-------- Document section --------


[0052] Inside of base part contains a removable base-plate 6 as in FIG. 4 with a slot 12 to fix the servomotor 13 and has a slot 27 to provide space for electronic components.

[0053] Removable base plate 6 is fixed to the bottom wall 5 of the base part, which contains screw fixators 7 and circuit board fixators 8 as shown in FIG. 5. discloses a LED array which is placed on the above one-third portion of base part to illuminate the interior of the trainer. A 10 mm groove 30 has been made on the top of the inner wall of the base part for firm fixation of the removable upper part. There is a circular opening at the back wall of the base part to provide power supply to the circuit.

[0054] The box trainer for neuro-endoscopic surgical training basically comprising of enclosed working area to block the trainee's direct line of sight of the activity area. Furthermore, the endoscope of brand X and tool of brand Y are inserted through a rubberized working port. The working port leads to an activity area to perform pick and place task by manipulating rubber rings placed on the pegs and there is another rubberized platform placed on the activity area.

--------

Tasks to carry out:
- a) From the box trainer text, extract the passage starting at "[0052] Inside of" and ending at "to the circuit.".
- b) Please extend the box trainer text by writing what comes after its final sentence.

-------- Data --------

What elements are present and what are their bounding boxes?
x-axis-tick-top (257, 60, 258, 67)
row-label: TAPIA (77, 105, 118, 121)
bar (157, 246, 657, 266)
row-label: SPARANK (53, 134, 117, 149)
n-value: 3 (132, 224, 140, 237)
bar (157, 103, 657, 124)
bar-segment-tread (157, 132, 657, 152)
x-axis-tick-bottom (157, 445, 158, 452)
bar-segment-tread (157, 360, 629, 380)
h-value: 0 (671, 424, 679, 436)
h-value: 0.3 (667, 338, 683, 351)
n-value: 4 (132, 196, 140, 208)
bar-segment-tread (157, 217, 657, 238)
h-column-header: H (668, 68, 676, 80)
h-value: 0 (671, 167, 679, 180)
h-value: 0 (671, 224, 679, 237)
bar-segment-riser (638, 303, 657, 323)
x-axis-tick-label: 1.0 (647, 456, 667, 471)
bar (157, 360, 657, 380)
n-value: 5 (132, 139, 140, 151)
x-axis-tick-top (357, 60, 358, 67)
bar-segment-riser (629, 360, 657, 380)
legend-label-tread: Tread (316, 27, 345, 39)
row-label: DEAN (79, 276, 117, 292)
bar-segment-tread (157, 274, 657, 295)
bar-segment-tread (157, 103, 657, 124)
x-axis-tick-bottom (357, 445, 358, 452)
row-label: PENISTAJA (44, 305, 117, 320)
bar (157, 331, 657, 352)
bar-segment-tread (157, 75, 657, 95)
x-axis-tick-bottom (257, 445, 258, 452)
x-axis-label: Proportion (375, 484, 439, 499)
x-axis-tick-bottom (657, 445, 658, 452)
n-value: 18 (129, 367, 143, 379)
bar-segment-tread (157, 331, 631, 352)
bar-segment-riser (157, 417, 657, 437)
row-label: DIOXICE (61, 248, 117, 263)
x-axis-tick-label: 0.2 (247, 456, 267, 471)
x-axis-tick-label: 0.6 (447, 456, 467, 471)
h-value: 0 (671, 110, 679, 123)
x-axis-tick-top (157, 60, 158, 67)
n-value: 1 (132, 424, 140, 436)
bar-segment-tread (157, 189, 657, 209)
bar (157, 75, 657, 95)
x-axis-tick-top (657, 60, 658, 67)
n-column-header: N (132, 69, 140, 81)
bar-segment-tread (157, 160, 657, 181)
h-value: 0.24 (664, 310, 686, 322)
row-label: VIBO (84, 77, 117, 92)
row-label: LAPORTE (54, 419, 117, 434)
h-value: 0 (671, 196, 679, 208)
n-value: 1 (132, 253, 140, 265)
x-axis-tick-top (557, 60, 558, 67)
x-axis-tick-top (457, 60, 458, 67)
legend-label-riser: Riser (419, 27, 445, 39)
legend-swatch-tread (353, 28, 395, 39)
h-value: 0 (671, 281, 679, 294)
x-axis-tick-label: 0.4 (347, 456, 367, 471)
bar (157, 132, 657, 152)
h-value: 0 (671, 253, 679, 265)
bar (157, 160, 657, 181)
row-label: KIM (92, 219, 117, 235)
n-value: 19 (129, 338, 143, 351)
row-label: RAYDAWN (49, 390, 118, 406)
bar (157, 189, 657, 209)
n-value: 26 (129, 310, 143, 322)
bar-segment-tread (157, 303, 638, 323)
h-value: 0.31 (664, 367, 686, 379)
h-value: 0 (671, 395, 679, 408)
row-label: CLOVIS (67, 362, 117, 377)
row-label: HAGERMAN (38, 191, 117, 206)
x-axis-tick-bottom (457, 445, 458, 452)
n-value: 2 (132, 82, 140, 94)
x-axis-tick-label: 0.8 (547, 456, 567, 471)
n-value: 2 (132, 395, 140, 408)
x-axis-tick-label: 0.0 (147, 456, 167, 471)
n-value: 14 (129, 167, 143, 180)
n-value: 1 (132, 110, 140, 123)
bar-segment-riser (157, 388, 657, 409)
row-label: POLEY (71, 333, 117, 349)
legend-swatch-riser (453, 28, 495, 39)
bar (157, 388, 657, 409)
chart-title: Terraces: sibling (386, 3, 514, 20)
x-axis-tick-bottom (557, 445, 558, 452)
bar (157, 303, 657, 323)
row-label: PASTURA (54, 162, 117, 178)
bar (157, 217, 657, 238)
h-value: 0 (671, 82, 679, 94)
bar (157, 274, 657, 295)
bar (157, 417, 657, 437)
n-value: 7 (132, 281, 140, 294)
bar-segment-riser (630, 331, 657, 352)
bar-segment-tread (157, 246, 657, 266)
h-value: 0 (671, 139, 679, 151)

--------

Answers to this exercise:
- a)
[0052] Inside of base part contains a removable base-plate 6 as in FIG. 4 with a slot 12 to fix the servomotor 13 and has a slot 27 to provide space for electronic components.

[0053] Removable base plate 6 is fixed to the bottom wall 5 of the base part, which contains screw fixators 7 and circuit board fixators 8 as shown in FIG. 5. discloses a LED array which is placed on the above one-third portion of base part to illuminate the interior of the trainer. A 10 mm groove 30 has been made on the top of the inner wall of the base part for firm fixation of the removable upper part. There is a circular opening at the back wall of the base part to provide power supply to the circuit.

- b)
[0055] In one aspect a method of psychomotor skills training is provided. Embodiment consists of providing variable depth perception activity with the help of uneven and slanted manipulation area. In another aspect the axial rotation of the activity area further increases the difficulty level of depth manipulation. Dimensional constraints of activity area are provided so as to replicate the real surgery scenario of endo-nasal neuro-endoscopic surgery. Angular constraints of axial rotations of activity area are decided so as to acquaint the trainee with the use of different angled endoscopes.

[0056] From FIG. 6, it is evident that a motorized peg plate 14 with twelve pegs 16 are made of ABS plastic and plate 14 is mounted over to the servomotor 13 using a stand 28. It has rubberized surface 15 and rubber rings around the pegs to perform the activity of pick and place. Peg plate 14 has a manipulation area of 60×40 mm, a trough of 10mm in the middle to provide variable depth of manipulation, four columns and

[0057] three rows of pegs 16 of 4 mm diameter and 15 mm height, among which the lateral columns are on the flat region and middle columns are on the trough region. Height of the pegs has been designed in such a way that it provides a medium level of difficulty during placement of rings of variable diameter (8, 9, 10 mm). On top of peg plate 14, a rubber sheet 15 is placed to provide a sense of tissue.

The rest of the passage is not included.